## Passage provided
>> START

I’m surprised about how long it’s taken for manufacturers to adopt LED technology in the lighting industry. Today’s LED technology is used extensively for commercial, industrial, and residential applications. LEDs’ capabilities have improved across the board: increased lifespan, increased brightness and performance, and increased energy efficiency. Now all LED lamps have warranties. National and state government agencies adopted programs and standards that ultimately led to the demise of incandescent lighting.

What’s The Major Upside to LED Lights?

There are many advantages to LED lighting:

  • LEDs have an extremely long lifespan relative to every other lighting technology. LEDs can last up to 50,000 hours, and they don’t fail in the same way as older technology. The typical lifespan for a halogen bulb, by comparison, is about 1,200 hours, or 1-5% as long, at best.
  • They are extremely energy efficient relative to every other commercially available lighting technology. There are several reasons for this: they waste very little energy in the form of heat, and they emit light directionally. This means that there is no need to redirect or reflect light.
  • LEDs have faster switching with no warm-up or cool-down period.
  • They have very high light quality. Manufacturers have listened to engineers, and have improved the color that LEDs produce, in temperature and wave length.
  • LEDs can generate the entire spectrum of visible light colors without having to use the traditional color filters required by older lighting solutions.
  • They are much smaller than other lights sources.

Is there a Downside to LED Lights?

When I first began touting LEDs in 2006, the major argument against buying and using them was the up-front cost of the bulbs. Yes, they were expensive, for sure! A non-dimmable replacement for a standard “A” lamp was at least $35 each. But the technology of LEDs has followed the pattern established by other technology. As soon as people started buying the bulbs, manufacturers took notice and figured out how to produce the diodes at a considerably lower cost. Consequently, this made the investment in LED bulbs more acceptable.

>> END

## Given data
>> START

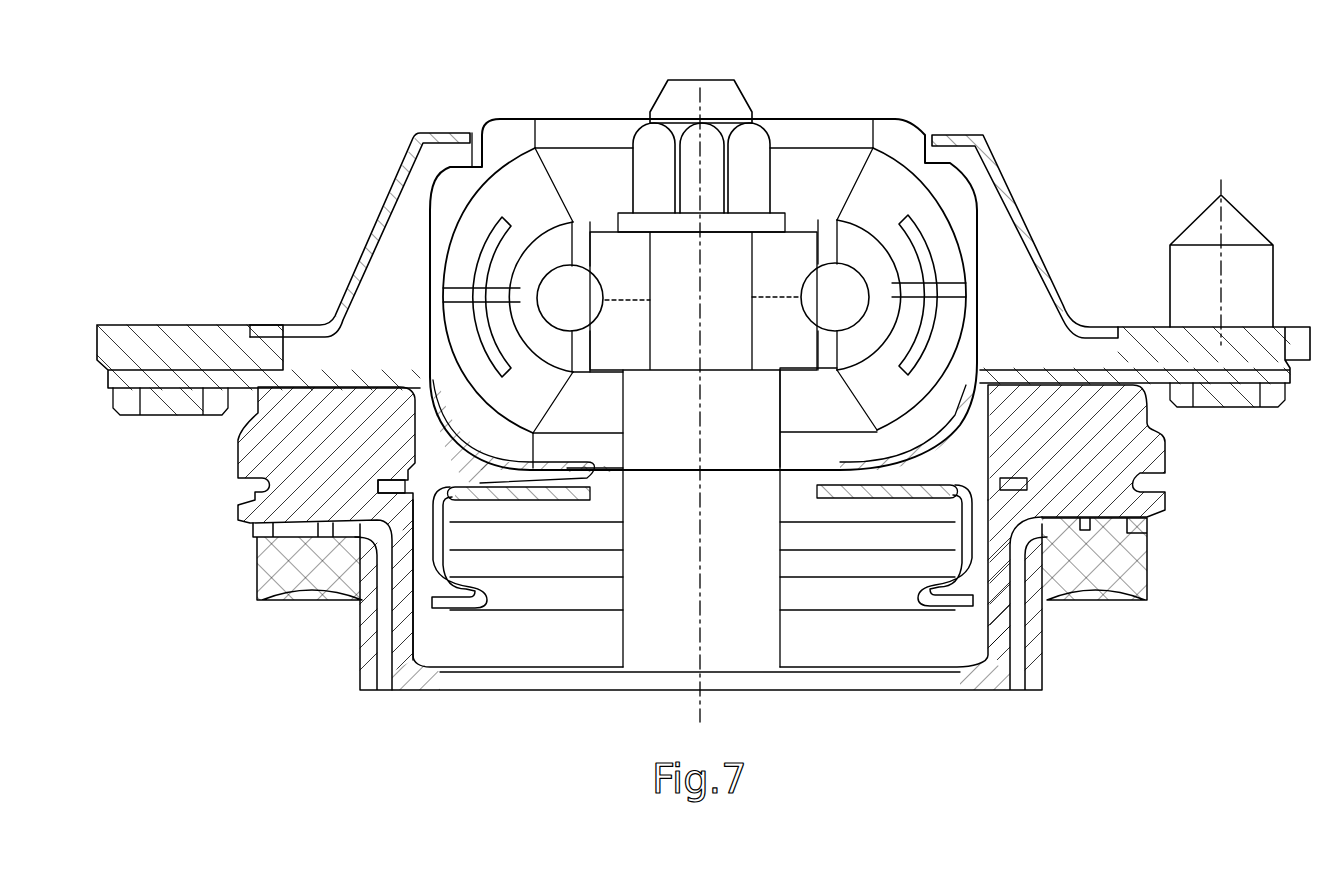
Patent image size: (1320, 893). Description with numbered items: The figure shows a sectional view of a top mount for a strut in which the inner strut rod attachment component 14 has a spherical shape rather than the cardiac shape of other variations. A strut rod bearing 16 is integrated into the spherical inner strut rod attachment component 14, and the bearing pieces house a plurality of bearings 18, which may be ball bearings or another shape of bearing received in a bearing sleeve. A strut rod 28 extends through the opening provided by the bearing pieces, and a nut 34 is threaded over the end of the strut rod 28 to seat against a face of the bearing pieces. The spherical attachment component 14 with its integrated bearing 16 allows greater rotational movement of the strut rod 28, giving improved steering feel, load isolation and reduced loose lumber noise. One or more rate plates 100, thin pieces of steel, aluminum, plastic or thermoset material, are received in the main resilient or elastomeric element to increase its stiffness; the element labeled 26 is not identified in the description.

>> END

## Directions for this task
In the passage on LED lighting, what was the minimum price of a non-dimmable LED replacement for a standard "A" lamp around 2006?

## Answer to this problem
At least $35 each.